WHAT YOU SHOULD DO » Please copy out the R notes below word for word, from "Function Basics" to "## function (x)".

PASSAGE SHOWN »

Below is the list of primes between 2 and 100:

2, 3, 5, 7, 11, 13, 17, 19, 23, 29, 31, 37, 41, 
43, 47, 53, 59, 61, 67, 71, 73, 79, 83, 89, 97

If you were given the vector x = c(3, 4, 12, 19, 23, 48, 50, 61, 63, 78), write out the R code necessary to print only the values of x that are not prime (without using subsetting or the %in% operator).

Your code should use nested loops to iterate through the vector of primes and x.

Functions

Function Basics

In R functions are objects, this means we can work with them like any other object in R.

f = function(x) x*x
list(f)

## [[1]]
## function (x) 
## x * x

typeof(f)

## [1] "closure"

Function Parts

The two parts of a function are the arguments (formals) and the code (body).

gcd = function(loc1, loc2)
{
  deg2rad = function(deg) return(deg*pi/180)

  lat1 = deg2rad( loc1[1] )
  lat2 = deg2rad( loc2[1] )
  long1 = deg2rad( loc1[2] )
  long2 = deg2rad( loc2[2] )

  R = 6371 # Earth mean radius in km
  d = acos(sin(lat1)*sin(lat2) + cos(lat1)*cos(lat2) * cos(long2-long1)) * R

  return(d) # distance in km
}

formals(gcd)

## $loc1
## 
## 
## $loc2

body(gcd)

## {
##     deg2rad = function(deg) return(deg * pi/180)
##     lat1 = deg2rad(loc1[1])
##     lat2 = deg2rad(loc2[1])
##     long1 = deg2rad(loc1[2])
##     long2 = deg2rad(loc2[2])
##     R = 6371
##     d = acos(sin(lat1) * sin(lat2) + cos(lat1) * cos(lat2) * 
##         cos(long2 - long1)) * R
##     return(d)
## }

los_angeles = c(34.052235, -118.243683)
durham = c(36.002453, -78.905869)

gcd(los_angeles, durham)

## [1] 3564.199

gcd durham to la

Return values

In the preceding slides we have seen two approaches for returning values: explicit and implicit return values. Stylistically, we will prefer the former.

SUPPLIED INFORMATION »
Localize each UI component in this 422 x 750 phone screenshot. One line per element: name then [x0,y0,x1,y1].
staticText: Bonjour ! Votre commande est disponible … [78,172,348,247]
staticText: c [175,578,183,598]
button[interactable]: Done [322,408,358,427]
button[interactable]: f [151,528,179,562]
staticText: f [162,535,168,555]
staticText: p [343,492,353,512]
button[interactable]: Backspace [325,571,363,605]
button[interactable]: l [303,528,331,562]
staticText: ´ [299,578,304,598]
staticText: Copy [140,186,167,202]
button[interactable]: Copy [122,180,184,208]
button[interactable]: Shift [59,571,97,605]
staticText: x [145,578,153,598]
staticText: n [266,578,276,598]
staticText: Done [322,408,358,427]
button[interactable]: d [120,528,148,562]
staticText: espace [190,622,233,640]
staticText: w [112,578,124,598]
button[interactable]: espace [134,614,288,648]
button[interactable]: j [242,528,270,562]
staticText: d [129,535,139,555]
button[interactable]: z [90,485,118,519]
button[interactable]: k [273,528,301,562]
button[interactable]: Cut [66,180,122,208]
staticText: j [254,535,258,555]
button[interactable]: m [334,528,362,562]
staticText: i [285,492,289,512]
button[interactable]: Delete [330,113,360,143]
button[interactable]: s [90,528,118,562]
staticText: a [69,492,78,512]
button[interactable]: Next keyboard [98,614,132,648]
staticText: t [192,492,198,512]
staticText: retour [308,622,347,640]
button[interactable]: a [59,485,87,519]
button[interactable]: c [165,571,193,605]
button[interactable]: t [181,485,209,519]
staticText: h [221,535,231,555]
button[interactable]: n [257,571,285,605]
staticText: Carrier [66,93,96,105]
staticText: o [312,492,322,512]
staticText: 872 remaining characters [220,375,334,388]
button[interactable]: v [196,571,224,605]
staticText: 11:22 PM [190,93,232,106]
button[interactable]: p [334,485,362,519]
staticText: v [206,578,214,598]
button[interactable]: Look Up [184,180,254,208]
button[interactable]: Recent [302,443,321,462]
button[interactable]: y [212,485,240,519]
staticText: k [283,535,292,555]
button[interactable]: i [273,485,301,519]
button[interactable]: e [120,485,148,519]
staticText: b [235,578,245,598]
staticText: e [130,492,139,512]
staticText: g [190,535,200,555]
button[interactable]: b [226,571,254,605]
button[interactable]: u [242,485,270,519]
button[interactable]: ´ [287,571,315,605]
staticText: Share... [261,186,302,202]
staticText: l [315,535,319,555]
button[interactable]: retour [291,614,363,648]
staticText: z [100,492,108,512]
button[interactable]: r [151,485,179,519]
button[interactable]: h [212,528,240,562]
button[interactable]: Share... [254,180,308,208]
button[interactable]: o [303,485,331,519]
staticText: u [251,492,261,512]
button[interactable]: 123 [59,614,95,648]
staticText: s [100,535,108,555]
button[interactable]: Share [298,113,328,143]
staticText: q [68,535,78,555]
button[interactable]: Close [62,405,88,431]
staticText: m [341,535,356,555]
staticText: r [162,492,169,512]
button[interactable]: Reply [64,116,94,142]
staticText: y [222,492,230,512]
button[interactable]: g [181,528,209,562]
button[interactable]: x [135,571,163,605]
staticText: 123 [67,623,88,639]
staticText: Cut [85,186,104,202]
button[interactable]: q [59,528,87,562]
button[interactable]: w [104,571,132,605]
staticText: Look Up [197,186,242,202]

EXPECTED ANSWER »
Function Basics

In R functions are objects, this means we can work with them like any other object in R.

f = function(x) x*x
list(f)

## [[1]]
## function (x)